Every line containing the word "Knee" needs to be found and copied.

Records excerpted from a collection
--- START ---

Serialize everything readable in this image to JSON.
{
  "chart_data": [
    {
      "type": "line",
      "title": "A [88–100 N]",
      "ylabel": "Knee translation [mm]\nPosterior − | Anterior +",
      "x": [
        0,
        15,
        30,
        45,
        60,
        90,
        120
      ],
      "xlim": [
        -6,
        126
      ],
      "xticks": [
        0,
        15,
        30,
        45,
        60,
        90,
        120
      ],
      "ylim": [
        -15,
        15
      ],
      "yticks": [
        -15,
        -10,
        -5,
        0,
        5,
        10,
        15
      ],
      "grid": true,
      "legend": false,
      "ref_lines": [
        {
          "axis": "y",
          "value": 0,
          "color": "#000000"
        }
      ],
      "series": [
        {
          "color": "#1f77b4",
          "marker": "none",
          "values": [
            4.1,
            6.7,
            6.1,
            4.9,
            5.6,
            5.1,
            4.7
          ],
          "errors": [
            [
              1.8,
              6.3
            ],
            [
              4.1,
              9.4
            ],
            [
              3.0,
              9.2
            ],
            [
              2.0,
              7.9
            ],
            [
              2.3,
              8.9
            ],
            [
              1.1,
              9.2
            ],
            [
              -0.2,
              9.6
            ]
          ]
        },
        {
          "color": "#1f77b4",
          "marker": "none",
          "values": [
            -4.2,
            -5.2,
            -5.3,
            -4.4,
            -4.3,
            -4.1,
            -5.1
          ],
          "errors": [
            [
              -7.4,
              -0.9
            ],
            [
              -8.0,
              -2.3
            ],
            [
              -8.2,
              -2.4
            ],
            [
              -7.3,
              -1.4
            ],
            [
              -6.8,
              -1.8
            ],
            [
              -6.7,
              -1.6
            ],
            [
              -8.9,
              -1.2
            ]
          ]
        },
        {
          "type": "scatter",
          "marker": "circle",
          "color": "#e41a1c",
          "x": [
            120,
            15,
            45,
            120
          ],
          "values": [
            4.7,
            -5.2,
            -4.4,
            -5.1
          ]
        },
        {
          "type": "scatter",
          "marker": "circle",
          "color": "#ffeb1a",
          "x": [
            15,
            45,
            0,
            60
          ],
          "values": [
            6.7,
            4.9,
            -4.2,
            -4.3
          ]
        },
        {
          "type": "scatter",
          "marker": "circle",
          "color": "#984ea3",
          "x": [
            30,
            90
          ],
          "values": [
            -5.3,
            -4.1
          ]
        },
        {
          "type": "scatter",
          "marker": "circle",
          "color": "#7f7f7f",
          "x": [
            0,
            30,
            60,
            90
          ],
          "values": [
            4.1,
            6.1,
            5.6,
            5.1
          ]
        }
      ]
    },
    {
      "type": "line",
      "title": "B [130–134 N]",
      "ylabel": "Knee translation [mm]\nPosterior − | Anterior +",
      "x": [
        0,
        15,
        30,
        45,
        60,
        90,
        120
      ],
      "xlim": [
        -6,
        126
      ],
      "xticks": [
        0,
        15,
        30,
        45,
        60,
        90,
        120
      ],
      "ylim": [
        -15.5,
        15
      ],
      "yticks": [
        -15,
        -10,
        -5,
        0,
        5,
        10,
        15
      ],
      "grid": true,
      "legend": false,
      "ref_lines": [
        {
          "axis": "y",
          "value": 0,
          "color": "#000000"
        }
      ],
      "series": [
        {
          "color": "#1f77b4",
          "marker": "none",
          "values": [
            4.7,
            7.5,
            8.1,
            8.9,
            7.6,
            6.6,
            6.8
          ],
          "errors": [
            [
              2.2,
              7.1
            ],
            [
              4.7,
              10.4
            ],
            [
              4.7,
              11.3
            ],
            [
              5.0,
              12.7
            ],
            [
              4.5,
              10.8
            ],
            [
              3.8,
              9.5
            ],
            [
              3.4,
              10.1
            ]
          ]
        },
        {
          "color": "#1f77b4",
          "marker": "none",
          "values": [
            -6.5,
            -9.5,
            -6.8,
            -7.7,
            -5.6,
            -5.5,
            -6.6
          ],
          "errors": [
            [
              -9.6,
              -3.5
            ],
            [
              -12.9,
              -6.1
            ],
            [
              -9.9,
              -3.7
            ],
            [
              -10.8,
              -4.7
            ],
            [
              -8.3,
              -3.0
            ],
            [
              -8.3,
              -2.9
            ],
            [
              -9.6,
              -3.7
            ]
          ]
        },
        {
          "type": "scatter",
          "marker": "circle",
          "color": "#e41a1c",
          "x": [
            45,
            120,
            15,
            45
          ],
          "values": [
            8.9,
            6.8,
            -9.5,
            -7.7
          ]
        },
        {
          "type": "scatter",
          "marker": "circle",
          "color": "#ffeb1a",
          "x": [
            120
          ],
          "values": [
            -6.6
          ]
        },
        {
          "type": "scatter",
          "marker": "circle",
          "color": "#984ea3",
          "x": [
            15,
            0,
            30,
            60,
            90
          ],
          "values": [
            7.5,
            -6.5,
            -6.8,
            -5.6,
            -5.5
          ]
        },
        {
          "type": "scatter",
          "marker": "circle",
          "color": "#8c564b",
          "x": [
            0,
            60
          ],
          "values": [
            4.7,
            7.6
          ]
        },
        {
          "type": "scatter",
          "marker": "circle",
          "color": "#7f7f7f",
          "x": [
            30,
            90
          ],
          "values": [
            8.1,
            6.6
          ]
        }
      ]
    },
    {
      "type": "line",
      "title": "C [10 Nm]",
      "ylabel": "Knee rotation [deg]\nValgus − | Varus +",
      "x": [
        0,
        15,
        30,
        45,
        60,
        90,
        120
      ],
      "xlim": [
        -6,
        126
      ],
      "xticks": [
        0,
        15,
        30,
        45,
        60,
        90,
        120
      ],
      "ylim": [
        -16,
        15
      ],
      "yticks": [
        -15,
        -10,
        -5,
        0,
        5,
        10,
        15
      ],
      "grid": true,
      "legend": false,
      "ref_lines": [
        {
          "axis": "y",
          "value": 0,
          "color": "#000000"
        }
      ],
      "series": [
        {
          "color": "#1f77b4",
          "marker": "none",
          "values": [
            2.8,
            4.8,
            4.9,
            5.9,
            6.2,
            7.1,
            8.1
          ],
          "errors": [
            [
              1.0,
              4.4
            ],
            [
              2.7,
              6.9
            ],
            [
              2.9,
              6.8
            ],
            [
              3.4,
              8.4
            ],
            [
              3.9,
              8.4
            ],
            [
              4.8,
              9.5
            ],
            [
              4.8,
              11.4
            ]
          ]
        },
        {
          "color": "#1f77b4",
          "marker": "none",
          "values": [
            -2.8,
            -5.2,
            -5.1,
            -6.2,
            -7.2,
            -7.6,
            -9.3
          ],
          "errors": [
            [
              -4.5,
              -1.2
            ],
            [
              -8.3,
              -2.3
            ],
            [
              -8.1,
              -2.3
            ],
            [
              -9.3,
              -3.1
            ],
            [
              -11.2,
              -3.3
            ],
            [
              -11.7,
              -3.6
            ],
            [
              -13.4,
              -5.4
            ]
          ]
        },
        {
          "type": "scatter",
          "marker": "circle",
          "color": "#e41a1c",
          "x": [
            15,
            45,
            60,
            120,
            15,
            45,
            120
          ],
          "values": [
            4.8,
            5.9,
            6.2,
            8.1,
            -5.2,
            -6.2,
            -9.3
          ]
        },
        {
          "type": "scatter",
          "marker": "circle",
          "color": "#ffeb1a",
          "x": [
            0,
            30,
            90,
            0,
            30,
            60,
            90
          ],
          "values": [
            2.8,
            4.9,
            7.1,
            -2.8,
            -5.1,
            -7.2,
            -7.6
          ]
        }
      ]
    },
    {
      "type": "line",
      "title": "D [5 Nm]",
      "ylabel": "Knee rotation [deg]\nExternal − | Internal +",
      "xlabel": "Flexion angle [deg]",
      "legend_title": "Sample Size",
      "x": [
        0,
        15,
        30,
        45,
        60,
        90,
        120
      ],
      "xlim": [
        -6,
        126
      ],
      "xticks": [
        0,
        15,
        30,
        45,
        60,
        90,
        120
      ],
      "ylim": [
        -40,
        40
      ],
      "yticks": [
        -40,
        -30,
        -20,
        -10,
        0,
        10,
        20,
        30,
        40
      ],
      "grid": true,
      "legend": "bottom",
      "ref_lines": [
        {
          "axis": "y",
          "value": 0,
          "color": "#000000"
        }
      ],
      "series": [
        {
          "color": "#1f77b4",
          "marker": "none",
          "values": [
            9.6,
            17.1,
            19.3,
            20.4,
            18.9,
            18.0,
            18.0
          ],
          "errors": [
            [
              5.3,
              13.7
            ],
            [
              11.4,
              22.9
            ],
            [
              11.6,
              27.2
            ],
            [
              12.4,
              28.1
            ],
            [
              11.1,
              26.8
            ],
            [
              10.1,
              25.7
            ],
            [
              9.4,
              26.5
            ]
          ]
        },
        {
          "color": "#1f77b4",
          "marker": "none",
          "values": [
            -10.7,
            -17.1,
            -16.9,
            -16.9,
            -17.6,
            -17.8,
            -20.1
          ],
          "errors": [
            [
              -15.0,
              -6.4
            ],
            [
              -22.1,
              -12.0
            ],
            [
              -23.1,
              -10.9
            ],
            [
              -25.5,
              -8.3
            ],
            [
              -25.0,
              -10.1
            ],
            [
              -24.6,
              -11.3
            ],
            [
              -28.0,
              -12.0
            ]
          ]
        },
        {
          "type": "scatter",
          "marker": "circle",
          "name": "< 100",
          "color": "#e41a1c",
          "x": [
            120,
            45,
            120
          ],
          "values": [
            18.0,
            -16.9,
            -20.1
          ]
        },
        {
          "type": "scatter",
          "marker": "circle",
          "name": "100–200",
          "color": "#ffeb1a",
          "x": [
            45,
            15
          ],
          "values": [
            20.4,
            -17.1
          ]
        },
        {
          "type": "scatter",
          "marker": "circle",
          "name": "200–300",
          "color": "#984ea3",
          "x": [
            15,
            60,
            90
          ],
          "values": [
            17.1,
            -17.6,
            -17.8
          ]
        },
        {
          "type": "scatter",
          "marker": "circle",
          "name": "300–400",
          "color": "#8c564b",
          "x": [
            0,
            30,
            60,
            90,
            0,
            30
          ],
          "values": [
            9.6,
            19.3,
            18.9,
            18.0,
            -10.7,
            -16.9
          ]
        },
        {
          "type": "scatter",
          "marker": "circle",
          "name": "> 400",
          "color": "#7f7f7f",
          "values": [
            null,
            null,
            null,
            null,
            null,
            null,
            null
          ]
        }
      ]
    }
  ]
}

--- END ---

Solution to the exercise
      "ylabel": "Knee translation [mm]\nPosterior − | Anterior +",
      "ylabel": "Knee translation [mm]\nPosterior − | Anterior +",
      "ylabel": "Knee rotation [deg]\nValgus − | Varus +",
      "ylabel": "Knee rotation [deg]\nExternal − | Internal +",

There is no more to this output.